Nicola Kulendra

Feline Ureteral Obstruction: Are SUBs the Answer?

Nicola Kulendra – BVetMed (Hons) MVetMed CertVDI DipECVS MRCVS European Specialist in Small Animal Surgery

Ureteric obstruction is an increasingly common diagnosis in cats and is usually secondary to ureteroliths. Calcium oxalate urolithiasis is the most common cause of the condition. Cats with calcium oxalate urolithiasis have the propensity to form more stones and cats can present with “big kidney little kidney“ syndrome with the larger kidney currently obstructed and the smaller kidney previously obstructed. As a result, these cats often have loss of a large proportion of their nephrons and as such are at risk of chronic renal failure.

Recent management of ureteric obstruction has involved the placement of ureteric stents. These were first described in humans and are currently used for the management of people following ureteroscopy and lithotripsy and following renal transplantation. Previous experience of placing ureteric stents was associated with a relatively high rate of complications in particular dysuria post-operatively.

Therefore, a novel device was developed. The subcutaneous ureteric bypass (SUB) device is an extra-anatomic device, which consists of a pigtail nephrostomy catheter connected to a cystostomy tube via a subcutaneous port.

◆ **TASK INSTRUCTIONS**:
1 - Switch "pigtail nephrostomy catheter" to "locking-loop nephrostomy catheter" in the stretch of the article on feline ureteral obstruction from "Therefore, a novel" through "a subcutaneous port.", and write out that stretch with the change.
2 - Translate this sentence from the article on feline ureteral obstruction into Spanish: "Calcium oxalate urolithiasis is the most common cause of the condition."

◆ **RECORDS SHOWN**:
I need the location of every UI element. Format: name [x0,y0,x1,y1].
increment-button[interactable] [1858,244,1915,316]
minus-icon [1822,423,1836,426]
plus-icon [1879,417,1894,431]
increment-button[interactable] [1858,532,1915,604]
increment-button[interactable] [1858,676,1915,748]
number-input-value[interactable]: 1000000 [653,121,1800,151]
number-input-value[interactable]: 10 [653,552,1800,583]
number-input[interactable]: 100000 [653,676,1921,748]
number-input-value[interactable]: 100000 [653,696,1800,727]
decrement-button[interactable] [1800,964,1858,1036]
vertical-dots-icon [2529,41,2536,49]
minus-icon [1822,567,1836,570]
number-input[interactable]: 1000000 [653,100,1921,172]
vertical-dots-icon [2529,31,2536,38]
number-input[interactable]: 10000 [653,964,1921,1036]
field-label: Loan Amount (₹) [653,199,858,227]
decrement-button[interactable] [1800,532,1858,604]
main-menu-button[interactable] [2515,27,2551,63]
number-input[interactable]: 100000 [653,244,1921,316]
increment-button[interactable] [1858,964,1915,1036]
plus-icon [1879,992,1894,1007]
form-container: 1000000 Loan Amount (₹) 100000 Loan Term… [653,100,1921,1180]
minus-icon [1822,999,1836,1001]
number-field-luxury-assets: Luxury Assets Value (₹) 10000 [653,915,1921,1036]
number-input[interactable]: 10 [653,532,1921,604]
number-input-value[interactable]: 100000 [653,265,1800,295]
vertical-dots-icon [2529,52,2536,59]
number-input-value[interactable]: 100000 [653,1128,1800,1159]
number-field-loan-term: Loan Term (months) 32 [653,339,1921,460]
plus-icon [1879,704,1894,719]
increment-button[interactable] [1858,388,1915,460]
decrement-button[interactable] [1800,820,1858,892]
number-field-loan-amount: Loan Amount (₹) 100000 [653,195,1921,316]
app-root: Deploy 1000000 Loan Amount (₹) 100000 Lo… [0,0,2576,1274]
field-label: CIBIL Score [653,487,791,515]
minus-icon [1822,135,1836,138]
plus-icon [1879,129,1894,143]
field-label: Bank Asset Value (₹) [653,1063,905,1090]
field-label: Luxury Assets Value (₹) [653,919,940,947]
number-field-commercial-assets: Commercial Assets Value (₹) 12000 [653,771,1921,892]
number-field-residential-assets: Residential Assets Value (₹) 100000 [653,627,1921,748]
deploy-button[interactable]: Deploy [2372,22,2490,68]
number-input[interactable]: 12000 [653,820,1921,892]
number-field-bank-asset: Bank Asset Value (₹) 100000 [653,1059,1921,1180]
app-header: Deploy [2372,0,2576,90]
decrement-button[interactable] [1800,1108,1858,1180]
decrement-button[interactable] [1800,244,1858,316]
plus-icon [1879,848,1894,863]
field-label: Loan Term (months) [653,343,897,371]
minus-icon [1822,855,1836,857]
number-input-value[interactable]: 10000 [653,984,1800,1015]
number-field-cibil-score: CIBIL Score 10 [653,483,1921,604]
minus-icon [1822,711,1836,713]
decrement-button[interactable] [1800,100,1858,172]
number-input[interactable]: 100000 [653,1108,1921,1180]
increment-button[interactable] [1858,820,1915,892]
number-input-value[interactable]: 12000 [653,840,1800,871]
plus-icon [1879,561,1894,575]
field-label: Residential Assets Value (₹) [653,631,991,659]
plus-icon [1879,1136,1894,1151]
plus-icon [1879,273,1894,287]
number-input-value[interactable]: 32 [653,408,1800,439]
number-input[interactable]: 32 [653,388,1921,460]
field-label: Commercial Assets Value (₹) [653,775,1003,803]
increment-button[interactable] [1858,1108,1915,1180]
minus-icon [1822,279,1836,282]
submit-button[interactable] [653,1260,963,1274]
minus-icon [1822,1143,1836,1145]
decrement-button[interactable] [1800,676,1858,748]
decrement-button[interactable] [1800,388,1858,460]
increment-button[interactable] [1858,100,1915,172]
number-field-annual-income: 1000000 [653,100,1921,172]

◆ **WRITTEN RESPONSES**:
1 -
Therefore, a novel device was developed. The subcutaneous ureteric bypass (SUB) device is an extra-anatomic device, which consists of a locking-loop nephrostomy catheter connected to a cystostomy tube via a subcutaneous port.

2 - La urolitiasis por oxalato de calcio es la causa más frecuente de la afección.